OSU Extension adult exercise programs keep Oregonians active – StrongWomen/StrongPeople and Walk with Ease Progams Available Online

By Chris Branam, Oregon State University, Extension and Experiment Station Communications Public Issues Education Leader

CORVALLIS, Ore. – Walk With Ease and Strongwomen/StrongPeople – two Oregon State University Family and Community Health Extension Service programs for adults – continue to help keep Oregonians staying active during the state’s stay-at-home order. In mid-March, when the decision was made to cancel all OSU Extension in-person classes and events to help prevent the spread of COVID-19, Walk With Ease looked for alternative ways to keep people moving, said Allison Harris, statewide Walk With Ease coordinator in OSU Extension’s Family and Community Health program.

That led to a focus on Walk With Ease’s self-guided program, which can be started at any time, regardless of location. People can register on the Walk With Ease website. Once they sign up, they will receive the Walk With Ease workbook and then six weekly coaching emails guiding them through the program. Walk With Ease is free to Oregonians.
“It’s important for everyone to stay healthy during this pandemic, and especially vulnerable populations,” said Harris, who is also the nutrition program coordinator for Coos and Curry County Extension.
□ □ □ □
▶ What to do
Can you reproduce the part of the article on the OSU Extension exercise programs from "CORVALLIS, Ore. –" up to and including "Community Health program."?

(Records from a dataset)
□ □ □ □
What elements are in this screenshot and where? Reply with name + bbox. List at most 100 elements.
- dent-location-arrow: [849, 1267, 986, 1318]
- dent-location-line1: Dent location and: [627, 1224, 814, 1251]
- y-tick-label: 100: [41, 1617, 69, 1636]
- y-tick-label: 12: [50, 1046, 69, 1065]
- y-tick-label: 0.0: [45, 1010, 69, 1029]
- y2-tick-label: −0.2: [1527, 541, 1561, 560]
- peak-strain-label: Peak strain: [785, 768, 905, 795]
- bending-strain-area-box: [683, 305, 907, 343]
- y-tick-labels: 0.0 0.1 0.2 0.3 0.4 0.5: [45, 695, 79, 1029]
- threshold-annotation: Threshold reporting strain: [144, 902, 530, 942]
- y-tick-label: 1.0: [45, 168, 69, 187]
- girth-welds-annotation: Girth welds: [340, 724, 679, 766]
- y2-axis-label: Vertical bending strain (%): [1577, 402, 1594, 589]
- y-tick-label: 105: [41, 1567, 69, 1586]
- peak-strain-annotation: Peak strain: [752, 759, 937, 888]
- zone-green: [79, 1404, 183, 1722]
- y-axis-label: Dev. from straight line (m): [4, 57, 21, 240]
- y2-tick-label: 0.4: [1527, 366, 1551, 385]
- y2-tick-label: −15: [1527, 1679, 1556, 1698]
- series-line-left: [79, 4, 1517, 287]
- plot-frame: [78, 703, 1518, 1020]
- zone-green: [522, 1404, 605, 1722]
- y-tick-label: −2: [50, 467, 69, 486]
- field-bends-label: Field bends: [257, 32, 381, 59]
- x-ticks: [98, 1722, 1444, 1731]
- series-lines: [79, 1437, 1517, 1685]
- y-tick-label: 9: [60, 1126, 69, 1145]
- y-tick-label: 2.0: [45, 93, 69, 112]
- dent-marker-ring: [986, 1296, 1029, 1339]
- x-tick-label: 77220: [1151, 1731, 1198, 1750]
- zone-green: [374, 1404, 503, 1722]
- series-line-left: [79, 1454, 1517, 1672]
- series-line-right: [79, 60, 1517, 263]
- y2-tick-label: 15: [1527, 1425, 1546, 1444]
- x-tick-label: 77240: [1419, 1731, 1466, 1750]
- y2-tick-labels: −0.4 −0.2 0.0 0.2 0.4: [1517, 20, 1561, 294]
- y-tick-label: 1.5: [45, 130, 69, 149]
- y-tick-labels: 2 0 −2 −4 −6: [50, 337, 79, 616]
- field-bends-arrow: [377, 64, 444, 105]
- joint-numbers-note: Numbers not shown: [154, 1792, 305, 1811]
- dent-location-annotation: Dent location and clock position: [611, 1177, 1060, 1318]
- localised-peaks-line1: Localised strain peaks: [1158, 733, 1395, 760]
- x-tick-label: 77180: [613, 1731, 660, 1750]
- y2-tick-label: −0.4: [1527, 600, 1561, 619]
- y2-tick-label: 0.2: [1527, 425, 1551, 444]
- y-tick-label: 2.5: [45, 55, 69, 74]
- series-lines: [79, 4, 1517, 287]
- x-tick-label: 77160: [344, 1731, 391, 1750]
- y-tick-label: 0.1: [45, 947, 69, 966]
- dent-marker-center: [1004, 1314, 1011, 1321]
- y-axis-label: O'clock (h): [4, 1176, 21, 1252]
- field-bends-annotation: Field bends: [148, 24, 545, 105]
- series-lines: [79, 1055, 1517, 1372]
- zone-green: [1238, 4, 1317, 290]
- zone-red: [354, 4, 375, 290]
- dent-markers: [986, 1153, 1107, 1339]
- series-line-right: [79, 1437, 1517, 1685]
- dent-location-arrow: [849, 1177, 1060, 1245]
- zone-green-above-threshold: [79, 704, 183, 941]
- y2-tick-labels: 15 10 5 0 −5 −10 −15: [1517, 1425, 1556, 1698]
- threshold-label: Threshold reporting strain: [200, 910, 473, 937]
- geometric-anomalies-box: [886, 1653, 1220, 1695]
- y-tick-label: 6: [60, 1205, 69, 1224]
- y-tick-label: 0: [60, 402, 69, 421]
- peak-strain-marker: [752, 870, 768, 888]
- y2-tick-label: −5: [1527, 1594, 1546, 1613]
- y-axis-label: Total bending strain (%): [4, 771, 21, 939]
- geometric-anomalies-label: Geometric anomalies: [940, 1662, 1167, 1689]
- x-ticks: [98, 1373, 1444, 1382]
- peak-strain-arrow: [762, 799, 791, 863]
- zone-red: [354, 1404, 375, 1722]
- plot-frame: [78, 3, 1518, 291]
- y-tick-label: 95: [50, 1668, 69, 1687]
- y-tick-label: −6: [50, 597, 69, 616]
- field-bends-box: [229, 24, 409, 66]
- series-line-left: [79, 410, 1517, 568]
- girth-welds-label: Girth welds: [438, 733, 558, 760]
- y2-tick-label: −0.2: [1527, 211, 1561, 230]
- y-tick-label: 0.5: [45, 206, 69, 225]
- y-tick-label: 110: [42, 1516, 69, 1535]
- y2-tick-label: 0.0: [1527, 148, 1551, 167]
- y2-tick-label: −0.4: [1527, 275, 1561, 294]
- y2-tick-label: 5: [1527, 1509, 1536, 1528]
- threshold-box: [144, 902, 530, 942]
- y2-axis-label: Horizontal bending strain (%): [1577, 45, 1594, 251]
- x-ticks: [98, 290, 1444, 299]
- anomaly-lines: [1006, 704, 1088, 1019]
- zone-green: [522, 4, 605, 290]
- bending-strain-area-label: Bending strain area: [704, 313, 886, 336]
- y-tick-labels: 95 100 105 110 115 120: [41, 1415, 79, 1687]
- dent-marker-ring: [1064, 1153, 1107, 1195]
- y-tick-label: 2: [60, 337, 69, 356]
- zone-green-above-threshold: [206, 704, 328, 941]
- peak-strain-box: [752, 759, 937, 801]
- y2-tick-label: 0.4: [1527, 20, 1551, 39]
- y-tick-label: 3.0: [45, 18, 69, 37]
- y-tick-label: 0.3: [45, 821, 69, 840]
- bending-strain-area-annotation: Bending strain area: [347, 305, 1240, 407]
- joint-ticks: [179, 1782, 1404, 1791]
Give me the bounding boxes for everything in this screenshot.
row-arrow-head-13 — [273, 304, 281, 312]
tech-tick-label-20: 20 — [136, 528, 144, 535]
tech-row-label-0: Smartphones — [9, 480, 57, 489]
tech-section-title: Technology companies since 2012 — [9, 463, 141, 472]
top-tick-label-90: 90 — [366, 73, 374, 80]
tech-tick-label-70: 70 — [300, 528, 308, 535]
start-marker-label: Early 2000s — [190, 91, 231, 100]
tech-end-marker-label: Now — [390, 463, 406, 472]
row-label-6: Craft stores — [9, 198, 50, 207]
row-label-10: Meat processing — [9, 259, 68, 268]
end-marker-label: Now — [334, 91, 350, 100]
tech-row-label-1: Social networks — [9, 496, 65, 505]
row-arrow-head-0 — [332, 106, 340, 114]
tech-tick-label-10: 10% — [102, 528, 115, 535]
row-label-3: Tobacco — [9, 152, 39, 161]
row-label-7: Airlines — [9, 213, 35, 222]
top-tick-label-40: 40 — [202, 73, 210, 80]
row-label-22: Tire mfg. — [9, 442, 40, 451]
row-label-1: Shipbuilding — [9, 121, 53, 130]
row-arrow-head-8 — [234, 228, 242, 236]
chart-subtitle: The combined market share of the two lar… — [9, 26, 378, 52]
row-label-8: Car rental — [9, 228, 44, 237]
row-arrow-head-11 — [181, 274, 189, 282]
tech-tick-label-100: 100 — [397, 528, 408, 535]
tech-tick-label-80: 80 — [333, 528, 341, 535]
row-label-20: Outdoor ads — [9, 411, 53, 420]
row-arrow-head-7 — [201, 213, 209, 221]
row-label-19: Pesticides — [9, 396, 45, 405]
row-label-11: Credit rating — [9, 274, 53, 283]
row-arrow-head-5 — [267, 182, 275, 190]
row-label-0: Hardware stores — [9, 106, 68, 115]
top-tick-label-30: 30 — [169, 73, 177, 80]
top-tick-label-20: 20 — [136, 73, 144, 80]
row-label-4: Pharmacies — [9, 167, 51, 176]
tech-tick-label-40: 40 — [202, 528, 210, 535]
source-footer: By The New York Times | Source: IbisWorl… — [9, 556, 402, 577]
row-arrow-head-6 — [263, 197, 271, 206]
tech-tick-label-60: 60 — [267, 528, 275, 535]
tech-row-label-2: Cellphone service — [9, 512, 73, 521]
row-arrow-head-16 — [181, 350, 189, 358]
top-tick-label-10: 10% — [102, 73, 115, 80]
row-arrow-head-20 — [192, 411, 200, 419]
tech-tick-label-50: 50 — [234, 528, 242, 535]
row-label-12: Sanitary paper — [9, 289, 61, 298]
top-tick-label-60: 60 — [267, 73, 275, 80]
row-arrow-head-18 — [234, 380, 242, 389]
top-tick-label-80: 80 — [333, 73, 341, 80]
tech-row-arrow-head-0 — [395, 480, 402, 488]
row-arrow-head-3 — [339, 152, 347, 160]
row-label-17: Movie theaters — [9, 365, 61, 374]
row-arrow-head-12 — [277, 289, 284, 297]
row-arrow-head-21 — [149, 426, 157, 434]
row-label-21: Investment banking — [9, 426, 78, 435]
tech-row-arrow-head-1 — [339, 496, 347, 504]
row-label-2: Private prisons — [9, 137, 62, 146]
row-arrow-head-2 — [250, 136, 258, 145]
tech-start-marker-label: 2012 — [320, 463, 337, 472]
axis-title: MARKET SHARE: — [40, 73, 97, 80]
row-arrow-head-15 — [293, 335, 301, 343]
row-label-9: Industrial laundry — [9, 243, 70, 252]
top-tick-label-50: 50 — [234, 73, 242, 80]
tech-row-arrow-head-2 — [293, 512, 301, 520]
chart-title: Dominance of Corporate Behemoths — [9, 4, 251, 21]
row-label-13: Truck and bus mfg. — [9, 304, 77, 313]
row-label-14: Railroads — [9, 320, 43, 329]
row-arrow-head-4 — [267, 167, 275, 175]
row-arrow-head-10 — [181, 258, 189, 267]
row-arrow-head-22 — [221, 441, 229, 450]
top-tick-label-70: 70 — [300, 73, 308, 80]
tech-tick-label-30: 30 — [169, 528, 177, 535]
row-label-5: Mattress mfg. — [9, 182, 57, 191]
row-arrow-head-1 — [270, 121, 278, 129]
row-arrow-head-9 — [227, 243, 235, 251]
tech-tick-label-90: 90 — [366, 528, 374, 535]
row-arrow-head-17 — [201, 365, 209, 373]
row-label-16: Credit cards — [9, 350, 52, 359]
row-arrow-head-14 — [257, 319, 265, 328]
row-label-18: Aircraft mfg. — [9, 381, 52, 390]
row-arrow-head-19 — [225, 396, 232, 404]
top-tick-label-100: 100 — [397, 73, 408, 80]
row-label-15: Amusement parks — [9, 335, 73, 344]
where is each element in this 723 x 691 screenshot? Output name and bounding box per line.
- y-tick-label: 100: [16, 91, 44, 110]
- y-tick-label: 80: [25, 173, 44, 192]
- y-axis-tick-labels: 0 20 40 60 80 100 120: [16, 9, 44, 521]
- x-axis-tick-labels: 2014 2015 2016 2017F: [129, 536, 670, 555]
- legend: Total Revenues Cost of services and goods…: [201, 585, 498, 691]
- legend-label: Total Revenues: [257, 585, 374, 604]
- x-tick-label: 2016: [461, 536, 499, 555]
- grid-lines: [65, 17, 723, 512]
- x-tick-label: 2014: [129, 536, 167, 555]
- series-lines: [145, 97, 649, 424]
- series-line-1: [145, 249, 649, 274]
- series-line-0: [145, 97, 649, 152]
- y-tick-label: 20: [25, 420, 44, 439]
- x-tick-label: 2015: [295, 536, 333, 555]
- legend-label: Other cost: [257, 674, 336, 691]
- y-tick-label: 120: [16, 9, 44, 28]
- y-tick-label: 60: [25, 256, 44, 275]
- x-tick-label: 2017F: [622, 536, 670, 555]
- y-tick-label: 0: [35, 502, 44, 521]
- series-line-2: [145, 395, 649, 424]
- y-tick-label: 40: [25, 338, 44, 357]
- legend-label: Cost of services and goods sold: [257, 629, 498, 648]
□ □ □ □
▶ Response for this exercise
CORVALLIS, Ore. – Walk With Ease and Strongwomen/StrongPeople – two Oregon State University Family and Community Health Extension Service programs for adults – continue to help keep Oregonians staying active during the state’s stay-at-home order. In mid-March, when the decision was made to cancel all OSU Extension in-person classes and events to help prevent the spread of COVID-19, Walk With Ease looked for alternative ways to keep people moving, said Allison Harris, statewide Walk With Ease coordinator in OSU Extension’s Family and Community Health program.